Consigne » Dans l'article sur le film d'Emmanuel Mouret, recopiez le passage qui s'ouvre sur les mots « A l’occasion de » et se termine par « voir notre critique. », en substituant « talentueux » à « délicat ».

Texte source »
• • • • •

A l’occasion de la sortie en salles ce 12 septembre de son film « Mademoiselle de Joncquières », nous avons rencontré le délicat réalisateur Emmanuel Mouret.
Avec Mademoiselle de Joncquières, Emmanuel Mouret poursuit sa réflexion sur les relations amoureuses et se lance pour la première fois dans un film en costumes pendant le Siècle des Lumières. Nous l'avons rencontré à Bordeaux. Il nous a expliqué le choix de ses interprètes Cécile de France et Edouard Baer, qu’il met brillamment en scène dans un marivaudage amoureux et une vengeance machiavélique. Il nous a livré son plaisir à travailler sur le texte savoureux de Diderot, le rôle de la musique dans son film et sa vision d’une mise en scène en mouvement rendant le spectateur actif - voir notre critique.
Avec Mademoiselle de Joncquières, peut-on dire que vous avez trouvé dans le texte de Diderot un bel écho à la poursuite de votre fil rouge du discours amoureux ?
Il n’y a aucun calcul et je n’ai pas une route toute tracée. Ce qui, de l’extérieur, peut apparaître comme une route, correspond plutôt à des obsessions qui persistent. Je connais le texte de Diderot depuis fort longtemps, et lorsque mon producteur m’a proposé de faire un film en costumes, c’est immédiatement à ce récit là que j’ai songé. Cela ne m’était pas venu à l’esprit avant.

• • • • •

Extrait de données »
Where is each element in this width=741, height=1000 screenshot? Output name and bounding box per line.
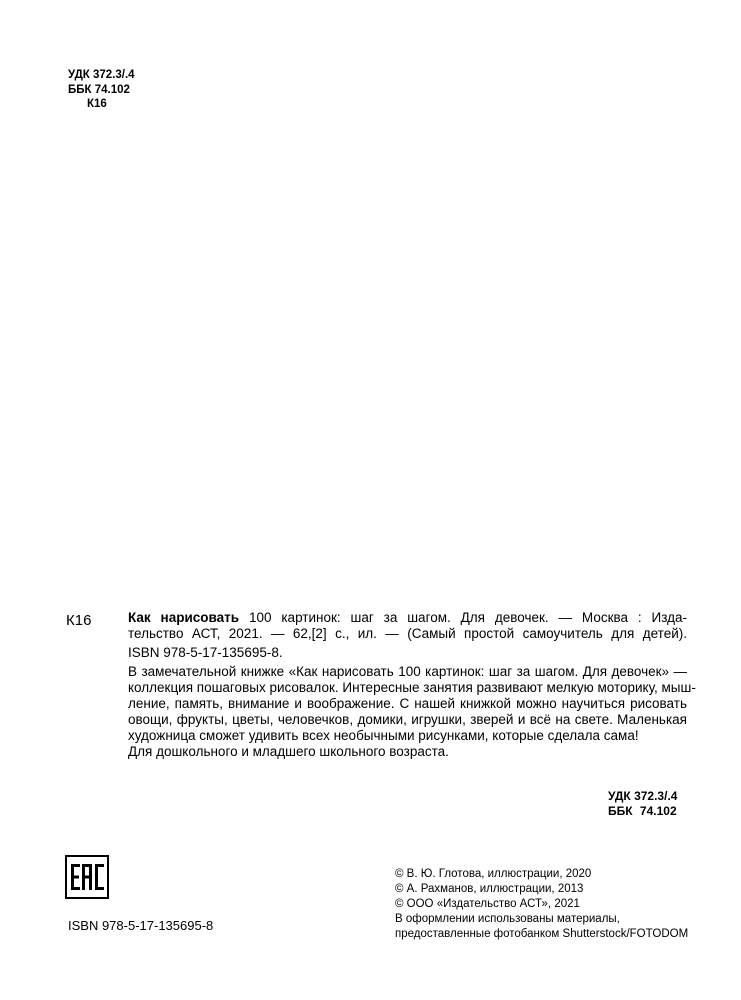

• • • • •

Résultat attendu »
A l’occasion de la sortie en salles ce 12 septembre de son film « Mademoiselle de Joncquières », nous avons rencontré le talentueux réalisateur Emmanuel Mouret.
Avec Mademoiselle de Joncquières, Emmanuel Mouret poursuit sa réflexion sur les relations amoureuses et se lance pour la première fois dans un film en costumes pendant le Siècle des Lumières. Nous l'avons rencontré à Bordeaux. Il nous a expliqué le choix de ses interprètes Cécile de France et Edouard Baer, qu’il met brillamment en scène dans un marivaudage amoureux et une vengeance machiavélique. Il nous a livré son plaisir à travailler sur le texte savoureux de Diderot, le rôle de la musique dans son film et sa vision d’une mise en scène en mouvement rendant le spectateur actif - voir notre critique.